[EXERCISE DIRECTIONS]
Keep only the lines of the listing that include the word "деталей", and copy them.

[RECORDS PROVIDED]
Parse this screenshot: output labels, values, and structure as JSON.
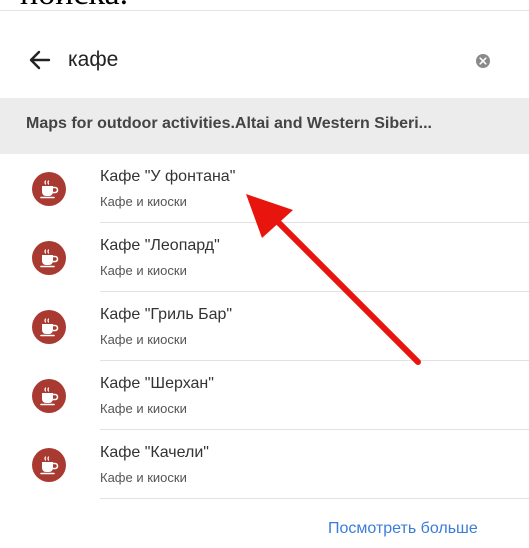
{
  "caption": "поиска.",
  "search": {
    "query": "кафе"
  },
  "map_banner": {
    "label": "Maps for outdoor activities.Altai and Western Siberi..."
  },
  "results": [
    {
      "title": "Кафе \"У фонтана\"",
      "category": "Кафе и киоски",
      "icon": "cafe-cup-icon"
    },
    {
      "title": "Кафе \"Леопард\"",
      "category": "Кафе и киоски",
      "icon": "cafe-cup-icon"
    },
    {
      "title": "Кафе \"Гриль Бар\"",
      "category": "Кафе и киоски",
      "icon": "cafe-cup-icon"
    },
    {
      "title": "Кафе \"Шерхан\"",
      "category": "Кафе и киоски",
      "icon": "cafe-cup-icon"
    },
    {
      "title": "Кафе \"Качели\"",
      "category": "Кафе и киоски",
      "icon": "cafe-cup-icon"
    }
  ],
  "footer": {
    "see_more": "Посмотреть больше"
  },
  "colors": {
    "icon_bg": "#a83a32",
    "arrow": "#e8150e",
    "link": "#3b7dd8",
    "banner_bg": "#ececec"
  }
}
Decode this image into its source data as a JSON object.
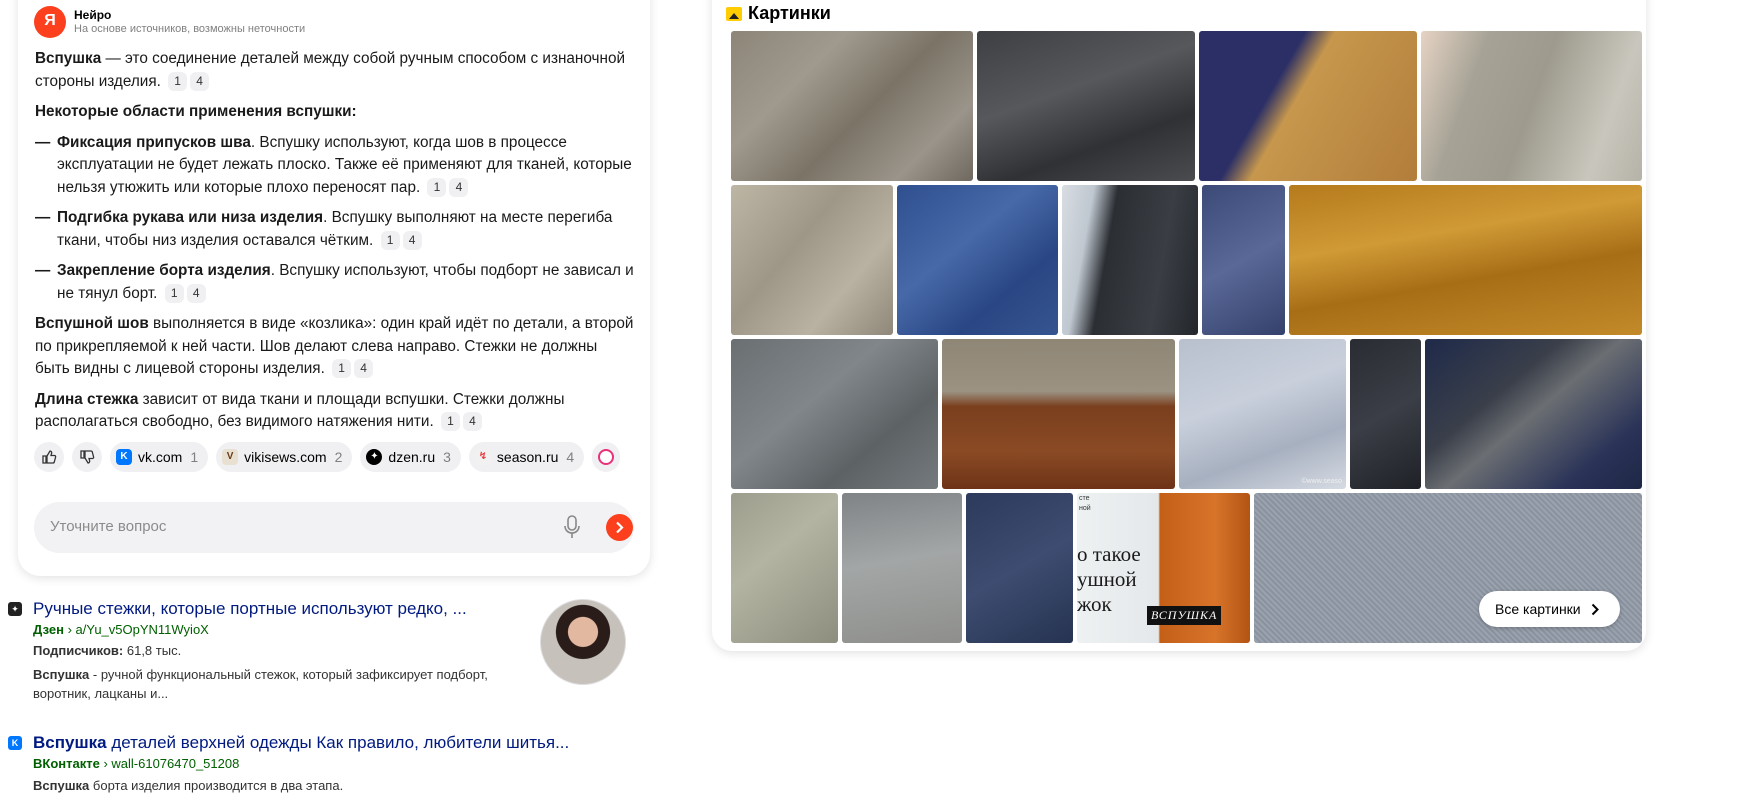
{
  "neuro": {
    "title": "Нейро",
    "subtitle": "На основе источников, возможны неточности",
    "logo_letter": "Я",
    "p1_bold": "Вспушка",
    "p1_text": " — это соединение деталей между собой ручным способом с изнаночной стороны изделия.",
    "p1_cites": [
      "1",
      "4"
    ],
    "heading": "Некоторые области применения вспушки:",
    "items": [
      {
        "bold": "Фиксация припусков шва",
        "text": ". Вспушку используют, когда шов в процессе эксплуатации не будет лежать плоско. Также её применяют для тканей, которые нельзя утюжить или которые плохо переносят пар.",
        "cites": [
          "1",
          "4"
        ]
      },
      {
        "bold": "Подгибка рукава или низа изделия",
        "text": ". Вспушку выполняют на месте перегиба ткани, чтобы низ изделия оставался чётким.",
        "cites": [
          "1",
          "4"
        ]
      },
      {
        "bold": "Закрепление борта изделия",
        "text": ". Вспушку используют, чтобы подборт не зависал и не тянул борт.",
        "cites": [
          "1",
          "4"
        ]
      }
    ],
    "p2_bold": "Вспушной шов",
    "p2_text": " выполняется в виде «козлика»: один край идёт по детали, а второй по прикрепляемой к ней части. Шов делают слева направо. Стежки не должны быть видны с лицевой стороны изделия.",
    "p2_cites": [
      "1",
      "4"
    ],
    "p3_bold": "Длина стежка",
    "p3_text": " зависит от вида ткани и площади вспушки. Стежки должны располагаться свободно, без видимого натяжения нити.",
    "p3_cites": [
      "1",
      "4"
    ],
    "sources": [
      {
        "name": "vk.com",
        "count": "1",
        "icon": "vk-icon",
        "color": "#0077ff",
        "glyph": "K"
      },
      {
        "name": "vikisews.com",
        "count": "2",
        "icon": "vikisews-icon",
        "color": "#e8e0d0",
        "glyph": "V"
      },
      {
        "name": "dzen.ru",
        "count": "3",
        "icon": "dzen-icon",
        "color": "#000000",
        "glyph": "✦"
      },
      {
        "name": "season.ru",
        "count": "4",
        "icon": "season-icon",
        "color": "#f1f1f1",
        "glyph": "↯"
      }
    ],
    "ask_placeholder": "Уточните вопрос"
  },
  "results": [
    {
      "icon": "dzen-icon",
      "title": "Ручные стежки, которые портные используют редко, ...",
      "crumb_site": "Дзен",
      "crumb_path": " › a/Yu_v5OpYN11WyioX",
      "meta_label": "Подписчиков:",
      "meta_value": " 61,8 тыс.",
      "snippet_bold": "Вспушка",
      "snippet_text": " - ручной функциональный стежок, который зафиксирует подборт, воротник, лацканы и..."
    },
    {
      "icon": "vk-icon",
      "title_bold": "Вспушка",
      "title_text": " деталей верхней одежды Как правило, любители шитья...",
      "crumb_site": "ВКонтакте",
      "crumb_path": " › wall-61076470_51208",
      "snippet_bold": "Вспушка",
      "snippet_text": " борта изделия производится в два этапа."
    }
  ],
  "images": {
    "title": "Картинки",
    "all_button": "Все картинки",
    "tile_caption_lines": [
      "о такое",
      "ушной",
      "жок"
    ],
    "tile_small_lines": [
      "сте",
      "ной"
    ],
    "tile_badge": "ВСПУШКА",
    "tile_watermark": "©www.seaso"
  }
}
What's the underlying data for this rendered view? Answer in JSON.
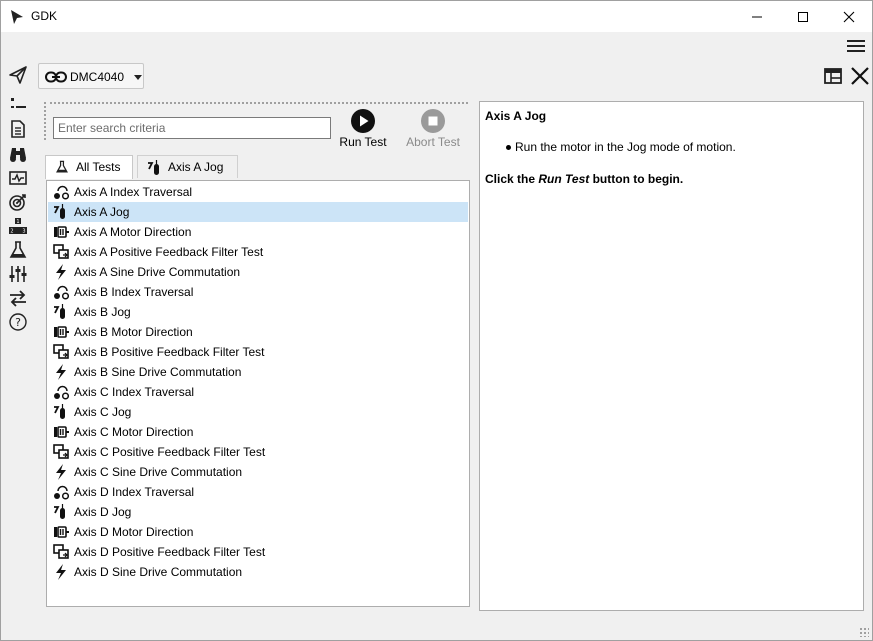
{
  "window": {
    "title": "GDK"
  },
  "controller": {
    "name": "DMC4040"
  },
  "search": {
    "placeholder": "Enter search criteria",
    "value": ""
  },
  "toolbar": {
    "run_label": "Run Test",
    "abort_label": "Abort Test"
  },
  "tabs": [
    {
      "label": "All Tests",
      "icon": "flask-icon"
    },
    {
      "label": "Axis A Jog",
      "icon": "jog-icon"
    }
  ],
  "tests": [
    {
      "label": "Axis A Index Traversal",
      "icon": "index-traversal-icon"
    },
    {
      "label": "Axis A Jog",
      "icon": "jog-icon",
      "selected": true
    },
    {
      "label": "Axis A Motor Direction",
      "icon": "motor-direction-icon"
    },
    {
      "label": "Axis A Positive Feedback Filter Test",
      "icon": "feedback-filter-icon"
    },
    {
      "label": "Axis A Sine Drive Commutation",
      "icon": "lightning-icon"
    },
    {
      "label": "Axis B Index Traversal",
      "icon": "index-traversal-icon"
    },
    {
      "label": "Axis B Jog",
      "icon": "jog-icon"
    },
    {
      "label": "Axis B Motor Direction",
      "icon": "motor-direction-icon"
    },
    {
      "label": "Axis B Positive Feedback Filter Test",
      "icon": "feedback-filter-icon"
    },
    {
      "label": "Axis B Sine Drive Commutation",
      "icon": "lightning-icon"
    },
    {
      "label": "Axis C Index Traversal",
      "icon": "index-traversal-icon"
    },
    {
      "label": "Axis C Jog",
      "icon": "jog-icon"
    },
    {
      "label": "Axis C Motor Direction",
      "icon": "motor-direction-icon"
    },
    {
      "label": "Axis C Positive Feedback Filter Test",
      "icon": "feedback-filter-icon"
    },
    {
      "label": "Axis C Sine Drive Commutation",
      "icon": "lightning-icon"
    },
    {
      "label": "Axis D Index Traversal",
      "icon": "index-traversal-icon"
    },
    {
      "label": "Axis D Jog",
      "icon": "jog-icon"
    },
    {
      "label": "Axis D Motor Direction",
      "icon": "motor-direction-icon"
    },
    {
      "label": "Axis D Positive Feedback Filter Test",
      "icon": "feedback-filter-icon"
    },
    {
      "label": "Axis D Sine Drive Commutation",
      "icon": "lightning-icon"
    }
  ],
  "details": {
    "title": "Axis A Jog",
    "bullet": "Run the motor in the Jog mode of motion.",
    "instr_prefix": "Click the ",
    "instr_emph": "Run Test",
    "instr_suffix": " button to begin."
  },
  "sidebar_icons": [
    "send-icon",
    "list-icon",
    "document-icon",
    "binoculars-icon",
    "scope-icon",
    "target-icon",
    "ranking-icon",
    "flask-icon",
    "sliders-icon",
    "transfer-icon",
    "help-icon"
  ],
  "colors": {
    "selection": "#cce4f7",
    "border": "#adadad",
    "background": "#f0f0f0"
  }
}
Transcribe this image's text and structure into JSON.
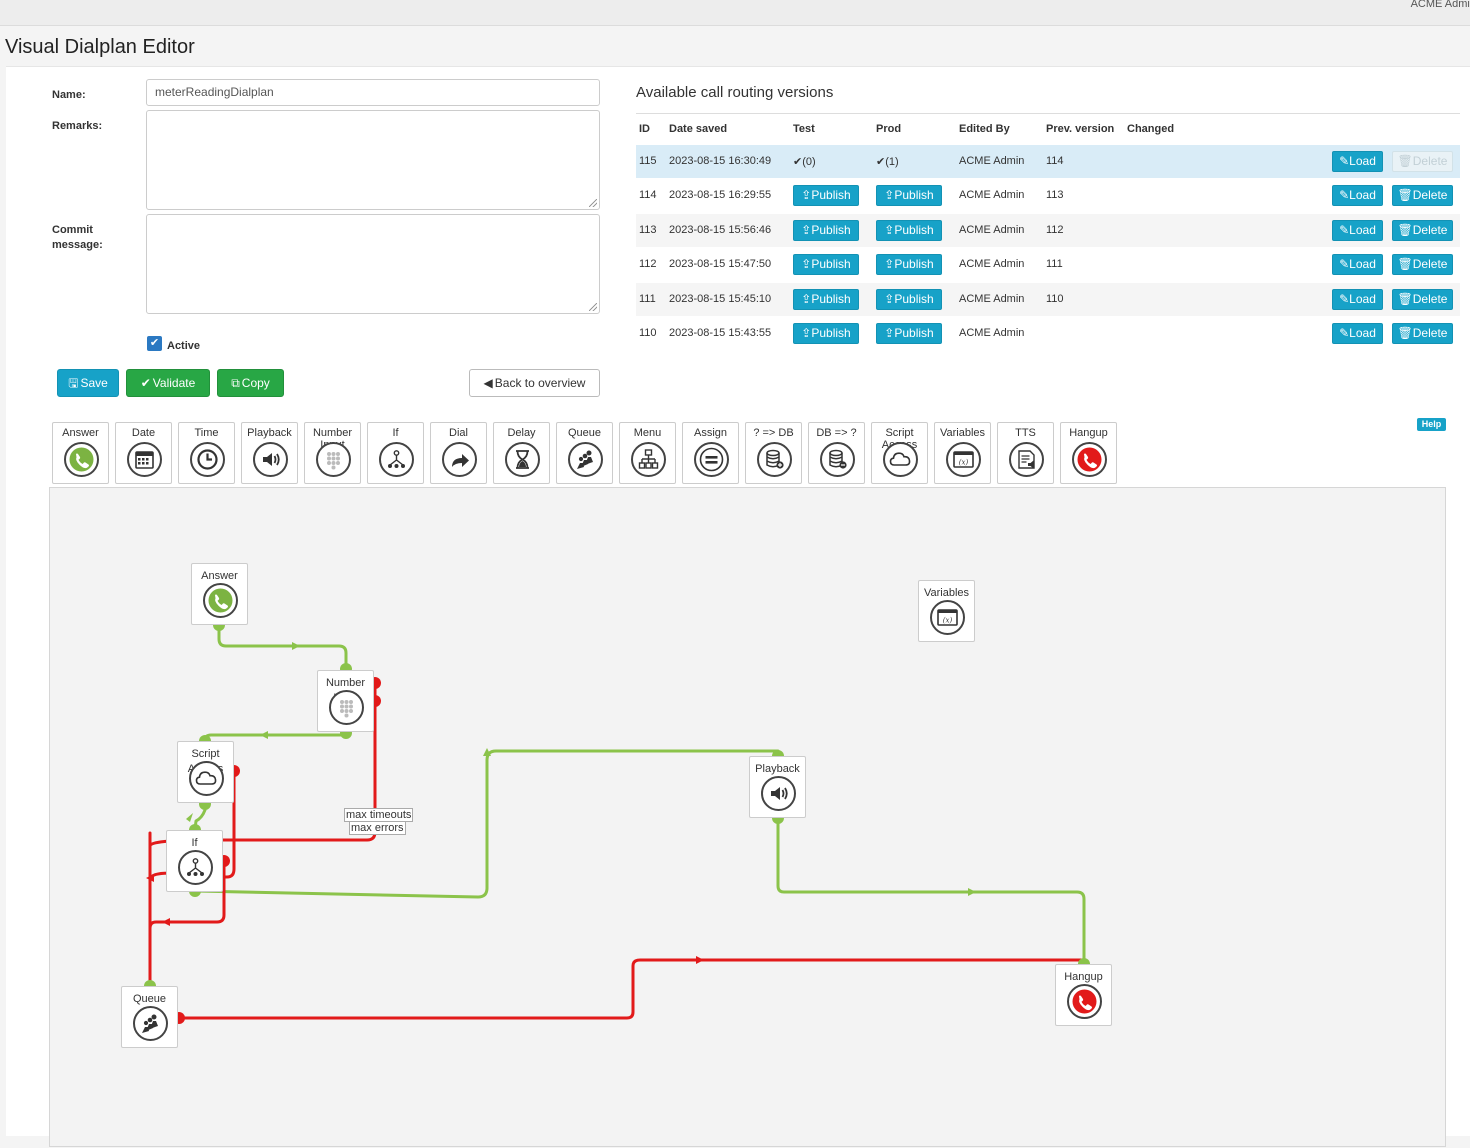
{
  "topbar": {
    "user": "ACME Admin"
  },
  "page": {
    "title": "Visual Dialplan Editor"
  },
  "form": {
    "name_label": "Name:",
    "name_value": "meterReadingDialplan",
    "remarks_label": "Remarks:",
    "remarks_value": "",
    "commit_label": "Commit message:",
    "commit_value": "",
    "active_label": "Active",
    "active_checked": true,
    "save_label": "Save",
    "validate_label": "Validate",
    "copy_label": "Copy",
    "back_label": "Back to overview"
  },
  "versions": {
    "title": "Available call routing versions",
    "headers": [
      "ID",
      "Date saved",
      "Test",
      "Prod",
      "Edited By",
      "Prev. version",
      "Changed"
    ],
    "load_label": "Load",
    "delete_label": "Delete",
    "publish_label": "Publish",
    "rows": [
      {
        "id": "115",
        "date": "2023-08-15 16:30:49",
        "test": "(0)",
        "prod": "(1)",
        "editor": "ACME Admin",
        "prev": "114",
        "published": true
      },
      {
        "id": "114",
        "date": "2023-08-15 16:29:55",
        "test": "",
        "prod": "",
        "editor": "ACME Admin",
        "prev": "113",
        "published": false
      },
      {
        "id": "113",
        "date": "2023-08-15 15:56:46",
        "test": "",
        "prod": "",
        "editor": "ACME Admin",
        "prev": "112",
        "published": false
      },
      {
        "id": "112",
        "date": "2023-08-15 15:47:50",
        "test": "",
        "prod": "",
        "editor": "ACME Admin",
        "prev": "111",
        "published": false
      },
      {
        "id": "111",
        "date": "2023-08-15 15:45:10",
        "test": "",
        "prod": "",
        "editor": "ACME Admin",
        "prev": "110",
        "published": false
      },
      {
        "id": "110",
        "date": "2023-08-15 15:43:55",
        "test": "",
        "prod": "",
        "editor": "ACME Admin",
        "prev": "",
        "published": false
      }
    ]
  },
  "palette": {
    "help_label": "Help",
    "items": [
      {
        "label": "Answer",
        "icon": "phone-icon"
      },
      {
        "label": "Date",
        "icon": "calendar-icon"
      },
      {
        "label": "Time",
        "icon": "clock-icon"
      },
      {
        "label": "Playback",
        "icon": "speaker-icon"
      },
      {
        "label": "Number Input",
        "icon": "keypad-icon"
      },
      {
        "label": "If",
        "icon": "branch-icon"
      },
      {
        "label": "Dial",
        "icon": "forward-arrow-icon"
      },
      {
        "label": "Delay",
        "icon": "hourglass-icon"
      },
      {
        "label": "Queue",
        "icon": "queue-icon"
      },
      {
        "label": "Menu",
        "icon": "sitemap-icon"
      },
      {
        "label": "Assign",
        "icon": "equals-icon"
      },
      {
        "label": "? => DB",
        "icon": "database-in-icon"
      },
      {
        "label": "DB => ?",
        "icon": "database-out-icon"
      },
      {
        "label": "Script Access",
        "icon": "cloud-icon"
      },
      {
        "label": "Variables",
        "icon": "variables-icon"
      },
      {
        "label": "TTS",
        "icon": "tts-icon"
      },
      {
        "label": "Hangup",
        "icon": "hangup-icon"
      }
    ]
  },
  "canvas": {
    "nodes": [
      {
        "label": "Answer",
        "icon": "phone-icon"
      },
      {
        "label": "Variables",
        "icon": "variables-icon"
      },
      {
        "label": "Number Input",
        "icon": "keypad-icon"
      },
      {
        "label": "Script Access",
        "icon": "cloud-icon"
      },
      {
        "label": "If",
        "icon": "branch-icon"
      },
      {
        "label": "Playback",
        "icon": "speaker-icon"
      },
      {
        "label": "Queue",
        "icon": "queue-icon"
      },
      {
        "label": "Hangup",
        "icon": "hangup-icon"
      }
    ],
    "wire_labels": [
      "max timeouts",
      "max errors"
    ],
    "colors": {
      "success": "#8bc34a",
      "error": "#e21a1a",
      "accent": "#17a2c8"
    }
  }
}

[WRITTEN RESPONSE]
    "p1_text": " — это соединение деталей между собой ручным способом с изнаночной стороны изделия.",
      "title_text": " деталей верхней одежды Как правило, любители шитья...",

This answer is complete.